- _EXTRACTED DATA_

>> Start

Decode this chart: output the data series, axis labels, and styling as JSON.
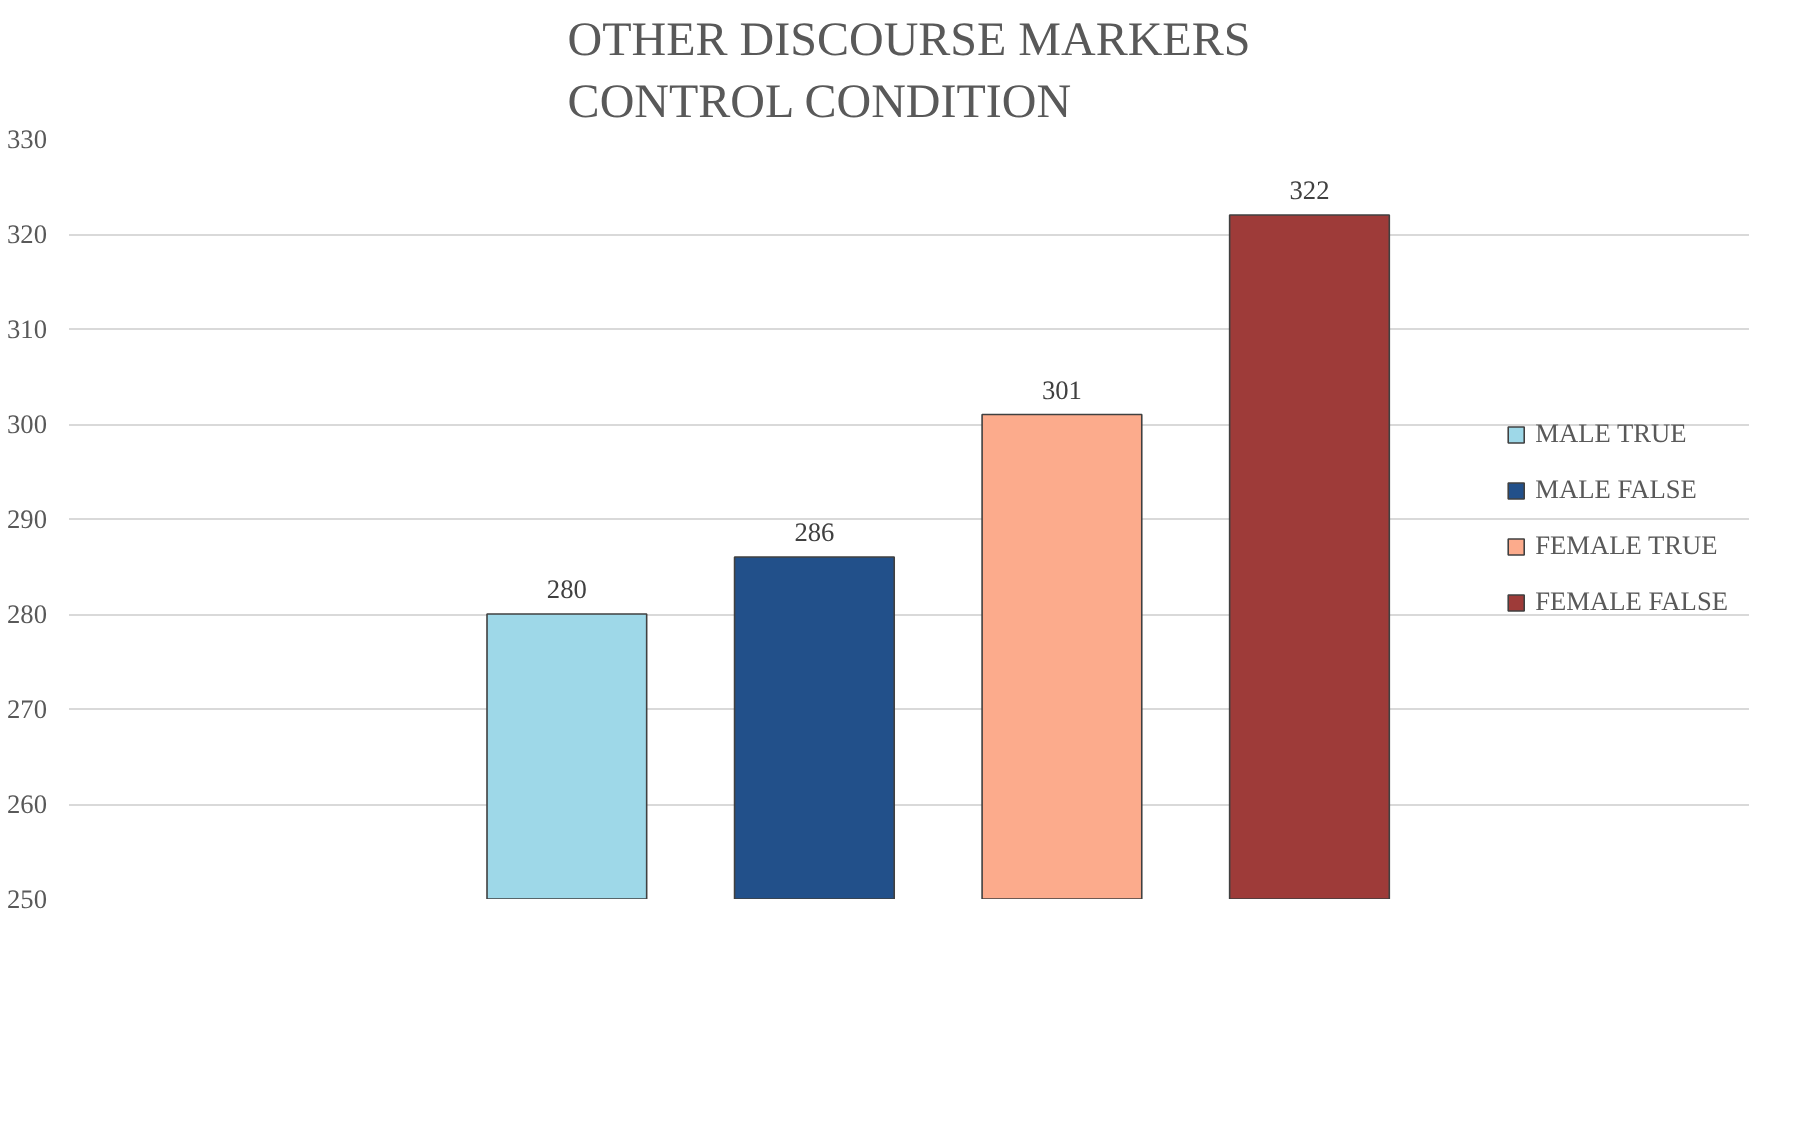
{
  "chart_data": {
    "type": "bar",
    "title": "OTHER DISCOURSE MARKERS\nCONTROL CONDITION",
    "categories": [
      null
    ],
    "series": [
      {
        "name": "MALE TRUE",
        "color": "#9ed8e8",
        "values": [
          280
        ]
      },
      {
        "name": "MALE FALSE",
        "color": "#22508a",
        "values": [
          286
        ]
      },
      {
        "name": "FEMALE TRUE",
        "color": "#fcab8c",
        "values": [
          301
        ]
      },
      {
        "name": "FEMALE FALSE",
        "color": "#9e3b39",
        "values": [
          322
        ]
      }
    ],
    "ylim": [
      250,
      330
    ],
    "yticks": [
      250,
      260,
      270,
      280,
      290,
      300,
      310,
      320,
      330
    ],
    "grid": "y",
    "legend": "right",
    "data_labels": true,
    "tick_labels": "y"
  }
}
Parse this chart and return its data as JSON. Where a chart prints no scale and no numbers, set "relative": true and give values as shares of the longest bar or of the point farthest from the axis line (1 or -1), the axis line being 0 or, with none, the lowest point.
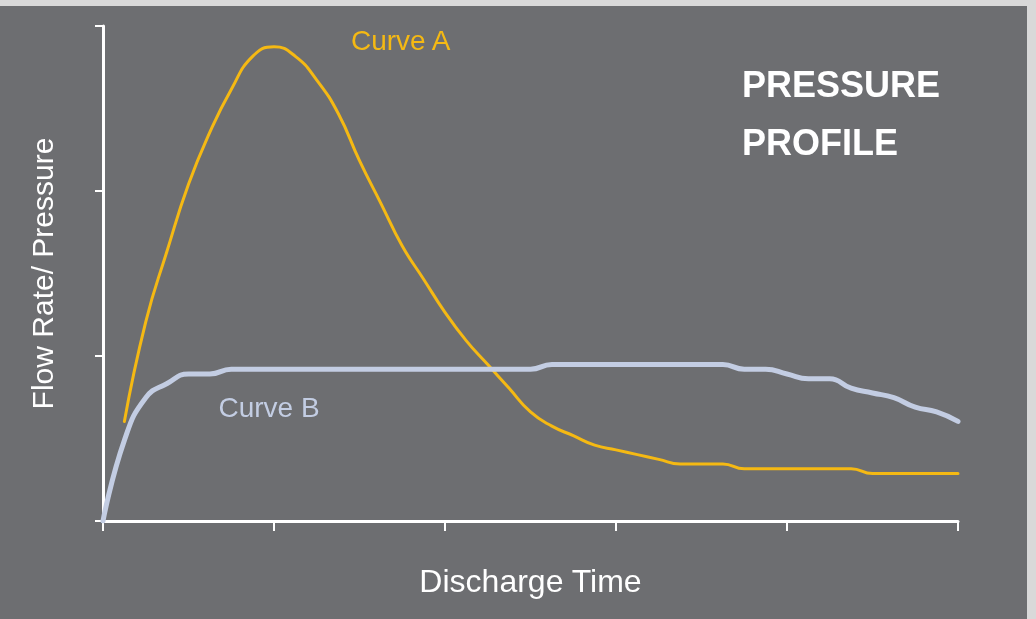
{
  "chart_data": {
    "type": "line",
    "title": "PRESSURE\nPROFILE",
    "xlabel": "Discharge Time",
    "ylabel": "Flow Rate/ Pressure",
    "relative": true,
    "tick_labels": false,
    "grid": false,
    "legend": false,
    "marker": "none",
    "line_style": "solid",
    "categories": [
      null,
      null,
      null,
      null,
      null,
      null,
      null,
      null,
      null,
      null,
      null,
      null,
      null,
      null,
      null,
      null,
      null,
      null,
      null,
      null,
      null,
      null,
      null,
      null,
      null,
      null,
      null,
      null,
      null,
      null,
      null,
      null,
      null,
      null,
      null,
      null,
      null,
      null,
      null,
      null,
      null
    ],
    "series": [
      {
        "name": "Curve A",
        "color": "#f5b913",
        "values": [
          null,
          0.21,
          0.42,
          0.57,
          0.71,
          0.82,
          0.91,
          0.98,
          1.0,
          0.98,
          0.93,
          0.86,
          0.76,
          0.67,
          0.58,
          0.51,
          0.44,
          0.38,
          0.33,
          0.28,
          0.23,
          0.2,
          0.18,
          0.16,
          0.15,
          0.14,
          0.13,
          0.12,
          0.12,
          0.12,
          0.11,
          0.11,
          0.11,
          0.11,
          0.11,
          0.11,
          0.1,
          0.1,
          0.1,
          0.1,
          0.1
        ]
      },
      {
        "name": "Curve B",
        "color": "#c3cde3",
        "values": [
          0.0,
          0.17,
          0.26,
          0.29,
          0.31,
          0.31,
          0.32,
          0.32,
          0.32,
          0.32,
          0.32,
          0.32,
          0.32,
          0.32,
          0.32,
          0.32,
          0.32,
          0.32,
          0.32,
          0.32,
          0.32,
          0.33,
          0.33,
          0.33,
          0.33,
          0.33,
          0.33,
          0.33,
          0.33,
          0.33,
          0.32,
          0.32,
          0.31,
          0.3,
          0.3,
          0.28,
          0.27,
          0.26,
          0.24,
          0.23,
          0.21
        ]
      }
    ]
  }
}
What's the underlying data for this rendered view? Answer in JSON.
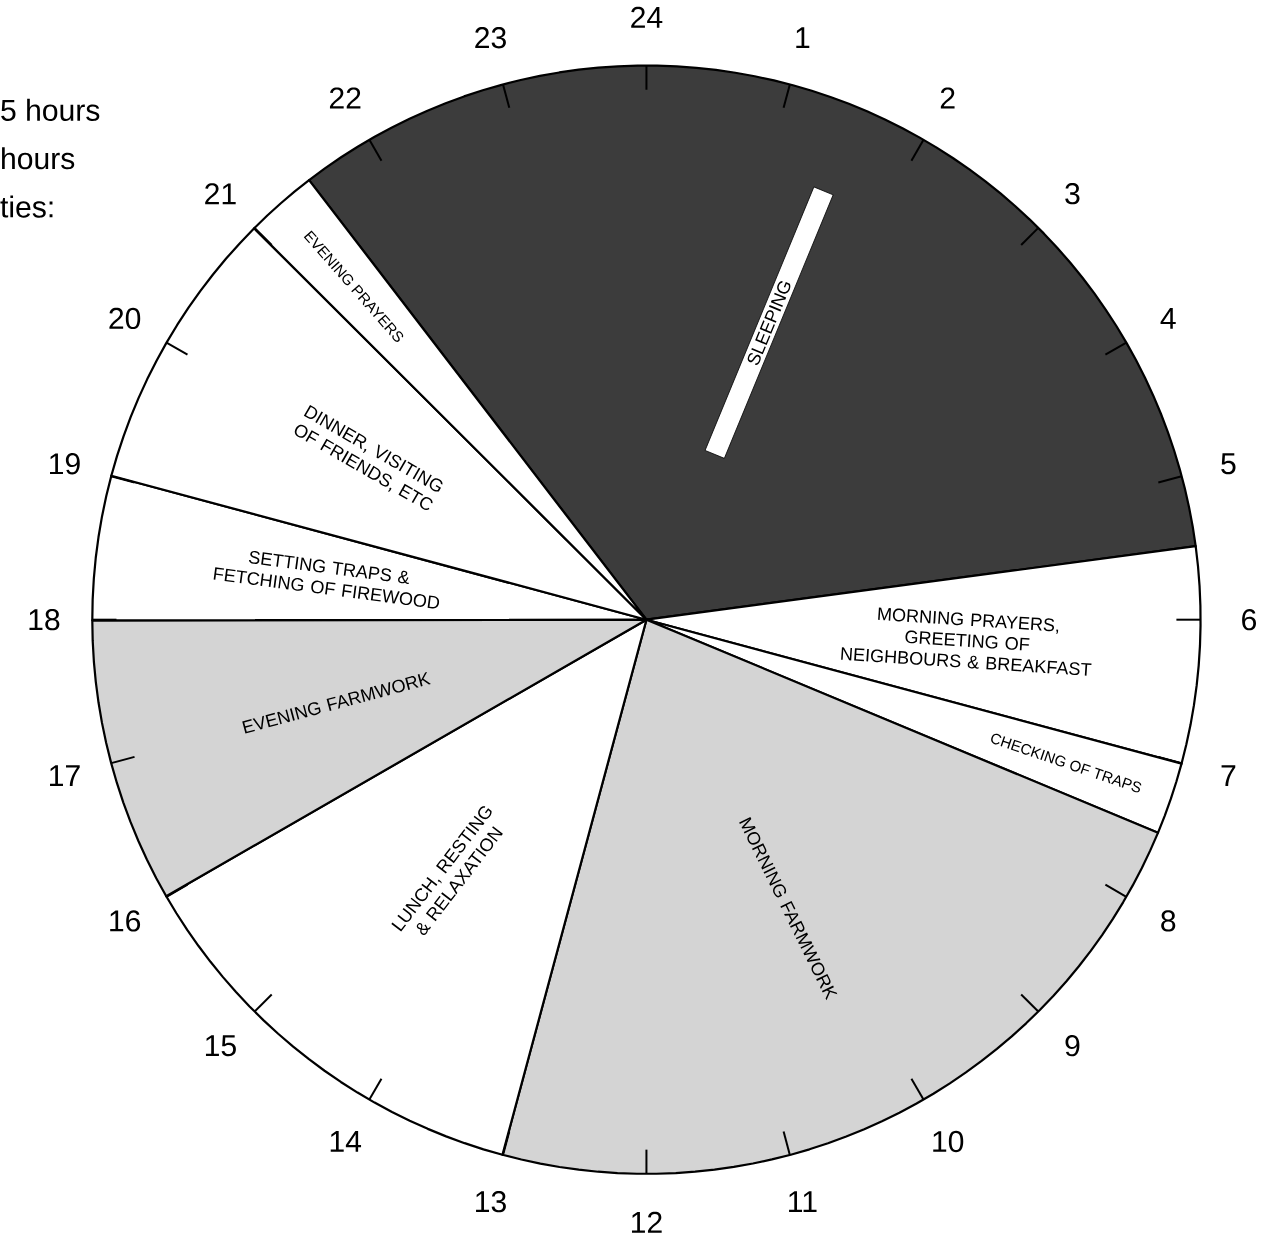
{
  "chart_data": {
    "type": "pie",
    "categories": [
      "SLEEPING",
      "MORNING PRAYERS, GREETING OF NEIGHBOURS & BREAKFAST",
      "CHECKING OF TRAPS",
      "MORNING FARMWORK",
      "LUNCH, RESTING & RELAXATION",
      "EVENING FARMWORK",
      "SETTING TRAPS & FETCHING OF FIREWOOD",
      "DINNER, VISITING OF FRIENDS, ETC",
      "EVENING PRAYERS"
    ],
    "values": [
      33.3,
      6.3,
      2.1,
      22.9,
      12.5,
      8.3,
      4.2,
      8.3,
      2.1
    ],
    "colors": [
      "#3c3c3c",
      "#ffffff",
      "#ffffff",
      "#d4d4d4",
      "#ffffff",
      "#d4d4d4",
      "#ffffff",
      "#ffffff",
      "#ffffff"
    ],
    "annotations": [
      "5 hours",
      "hours",
      "ties:",
      "1",
      "2",
      "3",
      "4",
      "5",
      "6",
      "7",
      "8",
      "9",
      "10",
      "11",
      "12",
      "13",
      "14",
      "15",
      "16",
      "17",
      "18",
      "19",
      "20",
      "21",
      "22",
      "23",
      "24"
    ]
  }
}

>> End

- _TASK_
Filter the listing above by the word "title"; copy each line that passes.

- _WRITTEN RESPONSE_
    "title": "OTHER DISCOURSE MARKERS\nCONTROL CONDITION",
    "title": "PRESSURE\nPROFILE",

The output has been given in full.